> [Problem details]: Wherever the string "toán" occurs in a line of these records, report that line.

(Dataset entries)
____

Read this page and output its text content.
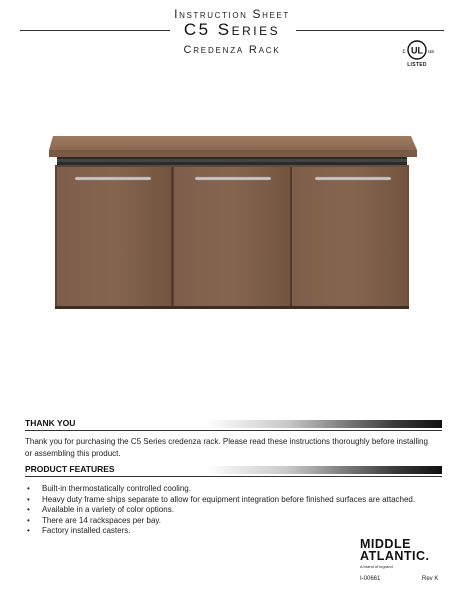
Instruction Sheet
C5 Series
Credenza Rack	UL
c	us
LISTED
THANK YOU
Thank you for purchasing the C5 Series credenza rack. Please read these instructions thoroughly before installing or assembling this product.
PRODUCT FEATURES
• Built-in thermostatically controlled cooling.
• Heavy duty frame ships separate to allow for equipment integration before finished surfaces are attached.
• Available in a variety of color options.
• There are 14 rackspaces per bay.
• Factory installed casters.
MIDDLE
ATLANTIC.
A brand of legrand
I-00661	Rev K
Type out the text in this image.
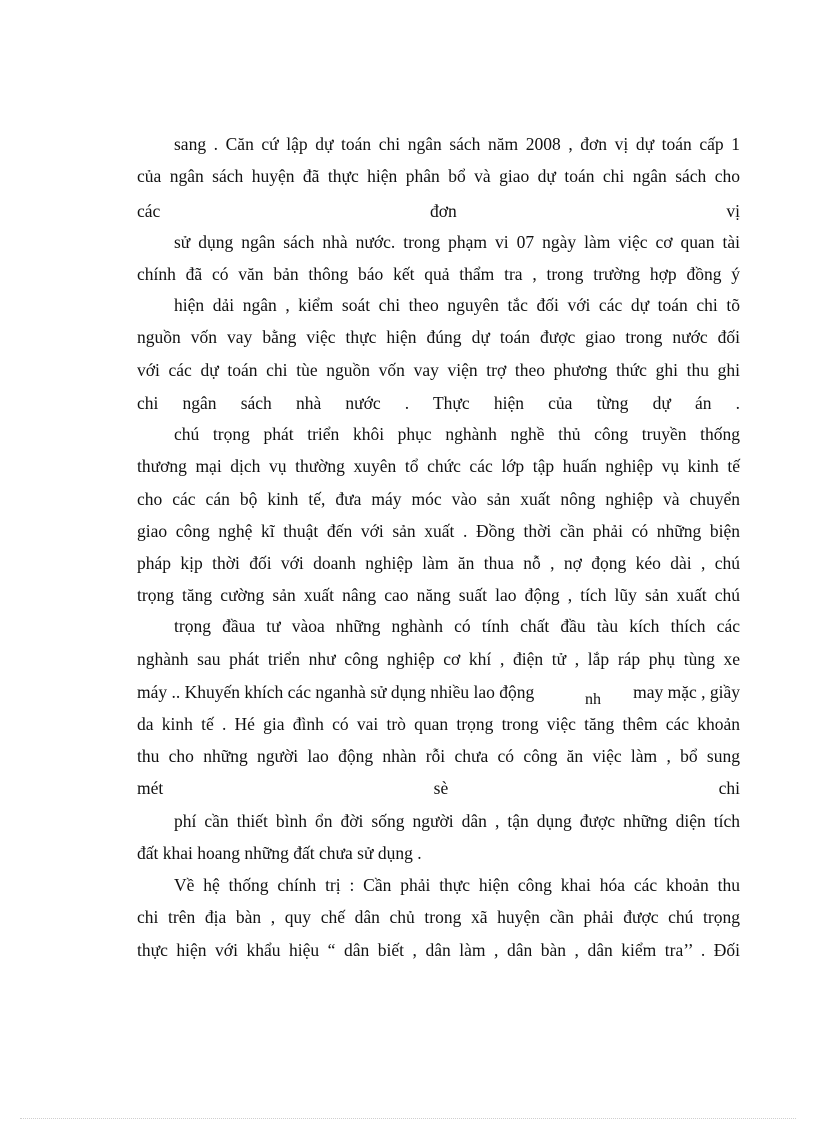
sang . Căn cứ lập dự toán chi ngân sách năm 2008 , đơn vị dự toán cấp 1
của ngân sách huyện đã thực hiện phân bổ và giao dự toán chi ngân sách cho
các	đơn	vị
sử dụng ngân sách nhà nước. trong phạm vi 07 ngày làm việc cơ quan tài
chính đã có văn bản thông báo kết quả thẩm tra , trong trường hợp đồng ý
hiện dải ngân , kiểm soát chi theo nguyên tắc đối với các dự toán chi tõ
nguồn vốn vay bằng việc thực hiện đúng dự toán được giao trong nước đối
với các dự toán chi tùe nguồn vốn vay viện trợ theo phương thức ghi thu ghi
chi ngân sách nhà nước . Thực hiện của từng dự án .
chú trọng phát triển khôi phục nghành nghề thủ công truyền thống
thương mại dịch vụ thường xuyên tổ chức các lớp tập huấn nghiệp vụ kinh tế
cho các cán bộ kinh tế, đưa máy móc vào sản xuất nông nghiệp và chuyển
giao công nghệ kĩ thuật đến với sản xuất . Đồng thời cần phải có những biện
pháp kịp thời đối với doanh nghiệp làm ăn thua nỗ , nợ đọng kéo dài , chú
trọng tăng cường sản xuất nâng cao năng suất lao động , tích lũy sản xuất chú
trọng đầua tư vàoa những nghành có tính chất đầu tàu kích thích các
nghành sau phát triển như công nghiệp cơ khí , điện tử , lắp ráp phụ tùng xe
máy .. Khuyến khích các nganhà sử dụng nhiều lao động	may mặc , giầy
nh
da kinh tế . Hé gia đình có vai trò quan trọng trong việc tăng thêm các khoản
thu cho những người lao động nhàn rỗi chưa có công ăn việc làm , bổ sung
mét	sè	chi
phí cần thiết bình ổn đời sống người dân , tận dụng được những diện tích
đất khai hoang những đất chưa sử dụng .
Về hệ thống chính trị : Cần phải thực hiện công khai hóa các khoản thu
chi trên địa bàn , quy chế dân chủ trong xã huyện cần phải được chú trọng
thực hiện với khẩu hiệu “ dân biết , dân làm , dân bàn , dân kiểm tra’’ . Đối
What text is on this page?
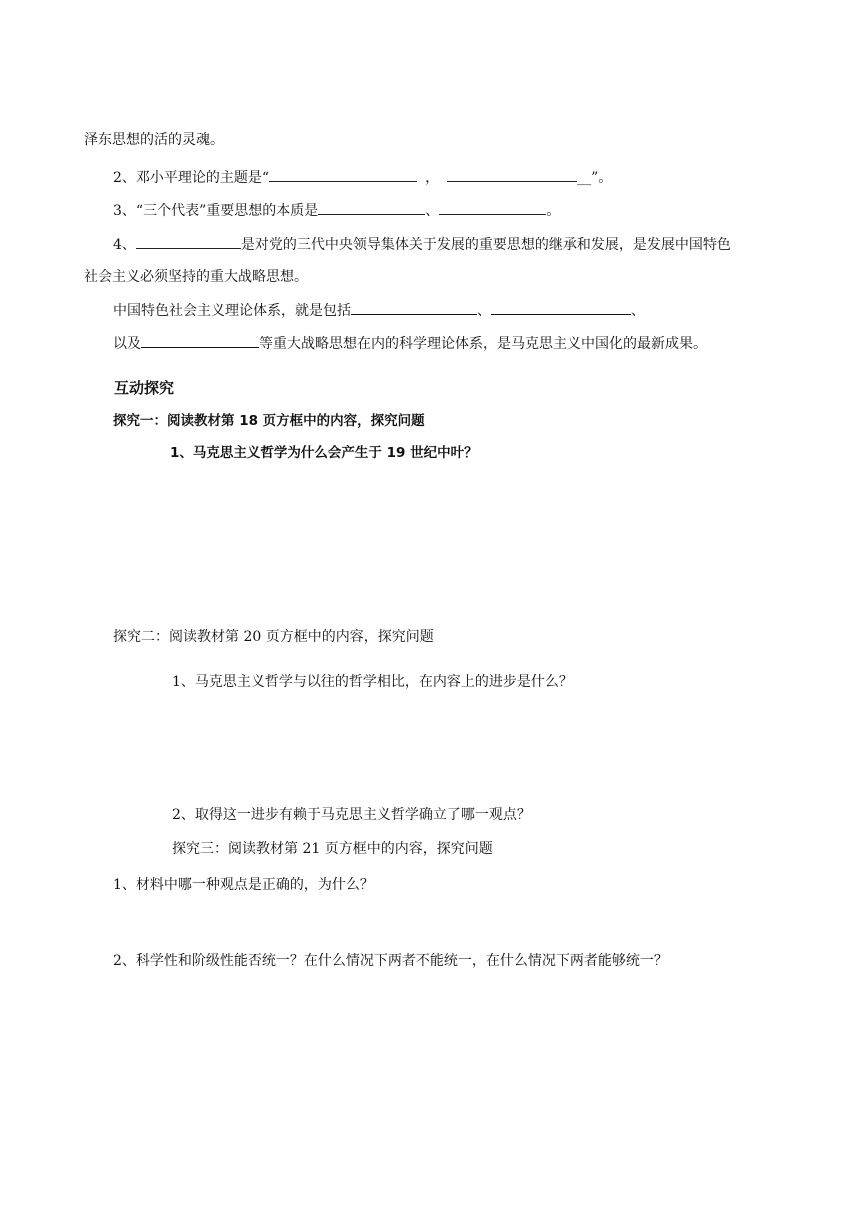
泽东思想的活的灵魂。
2、邓小平理论的主题是“	，	__”。
3、“三个代表”重要思想的本质是	、	。
4、	是对党的三代中央领导集体关于发展的重要思想的继承和发展，是发展中国特色
社会主义必须坚持的重大战略思想。
中国特色社会主义理论体系，就是包括	、	、
以及	等重大战略思想在内的科学理论体系，是马克思主义中国化的最新成果。
互动探究
探究一：阅读教材第 18 页方框中的内容，探究问题
1、马克思主义哲学为什么会产生于 19 世纪中叶？
探究二：阅读教材第 20 页方框中的内容，探究问题
1、马克思主义哲学与以往的哲学相比，在内容上的进步是什么？
2、取得这一进步有赖于马克思主义哲学确立了哪一观点？
探究三：阅读教材第 21 页方框中的内容，探究问题
1、材料中哪一种观点是正确的，为什么？
2、科学性和阶级性能否统一？在什么情况下两者不能统一，在什么情况下两者能够统一？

____

> [Answer]:
sang . Căn cứ lập dự toán chi ngân sách năm 2008 , đơn vị dự toán cấp 1
của ngân sách huyện đã thực hiện phân bổ và giao dự toán chi ngân sách cho
hiện dải ngân , kiểm soát chi theo nguyên tắc đối với các dự toán chi tõ
nguồn vốn vay bằng việc thực hiện đúng dự toán được giao trong nước đối
với các dự toán chi tùe nguồn vốn vay viện trợ theo phương thức ghi thu ghi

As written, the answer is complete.